(Extracted data entries)
#####
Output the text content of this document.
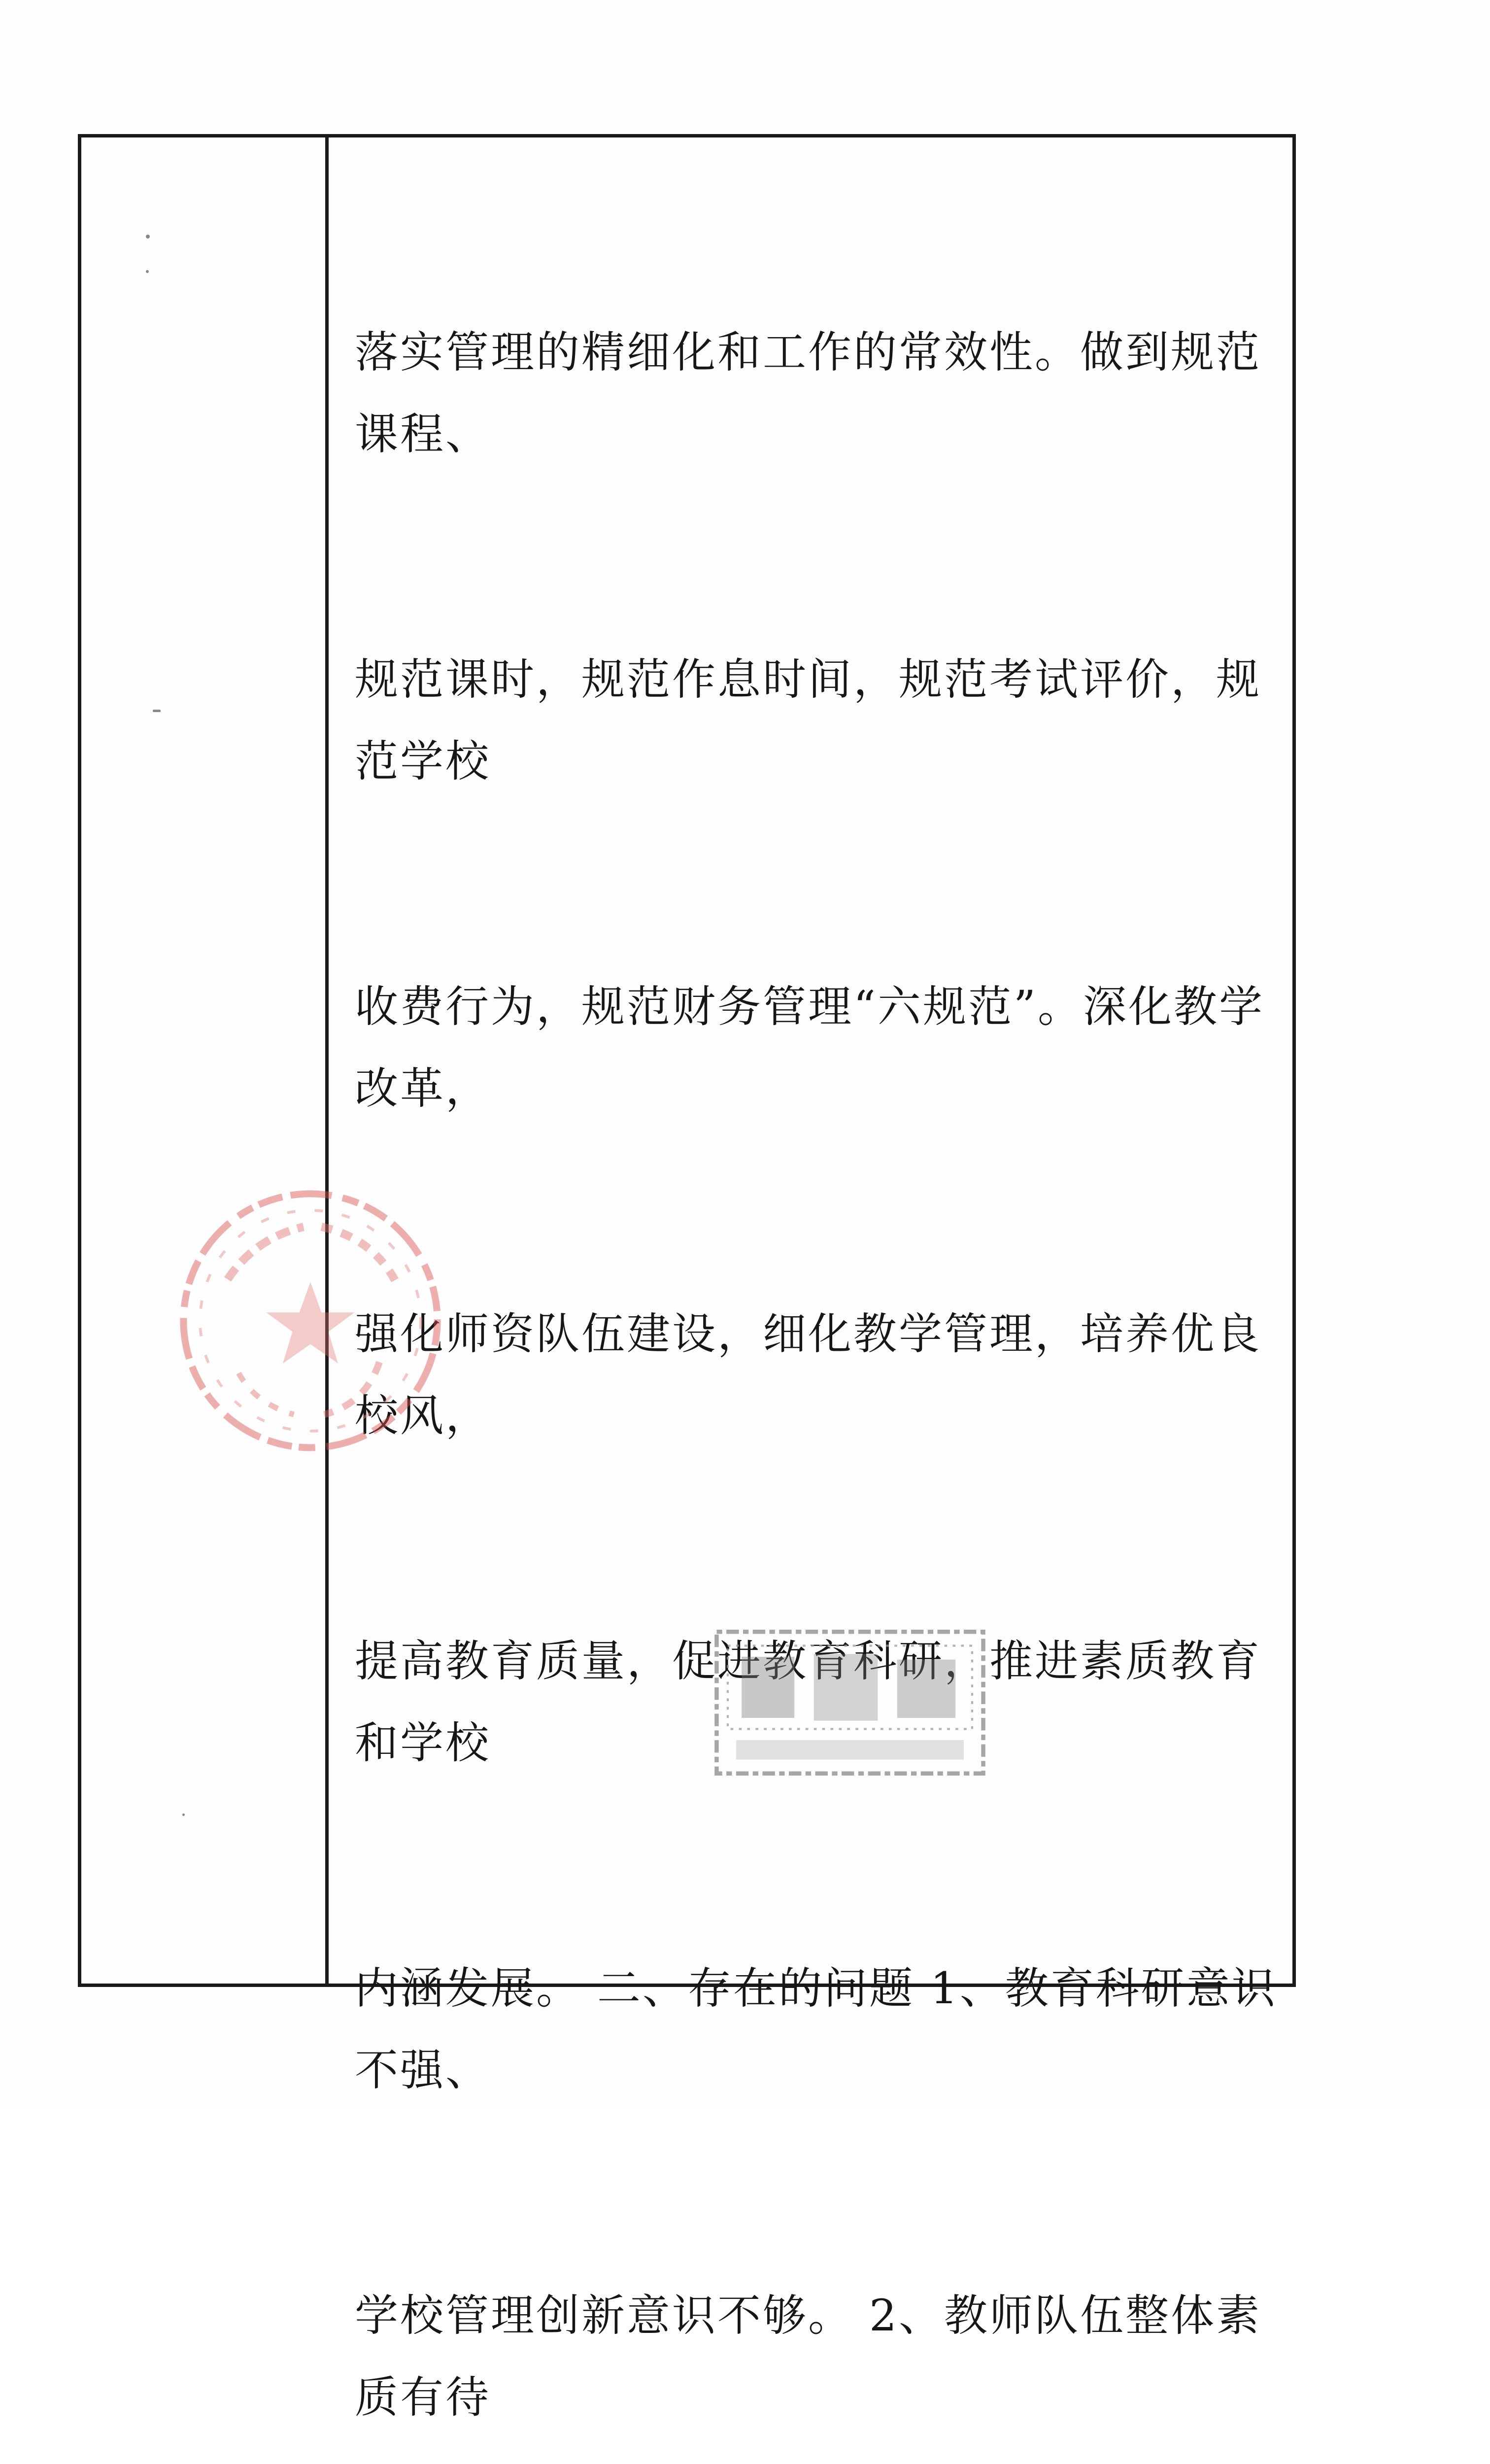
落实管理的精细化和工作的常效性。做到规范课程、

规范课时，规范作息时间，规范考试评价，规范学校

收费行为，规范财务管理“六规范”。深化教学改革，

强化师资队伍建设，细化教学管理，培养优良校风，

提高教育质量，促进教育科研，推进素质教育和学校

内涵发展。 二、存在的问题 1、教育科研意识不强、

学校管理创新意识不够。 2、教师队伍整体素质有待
#####
*Exercise aim*:
Every entry must be reproduced exactly, with the images left out.

*Finished exercise*:
Output the text content of this document.
落实管理的精细化和工作的常效性。做到规范课程、

规范课时，规范作息时间，规范考试评价，规范学校

收费行为，规范财务管理“六规范”。深化教学改革，

强化师资队伍建设，细化教学管理，培养优良校风，

提高教育质量，促进教育科研，推进素质教育和学校

内涵发展。 二、存在的问题 1、教育科研意识不强、

学校管理创新意识不够。 2、教师队伍整体素质有待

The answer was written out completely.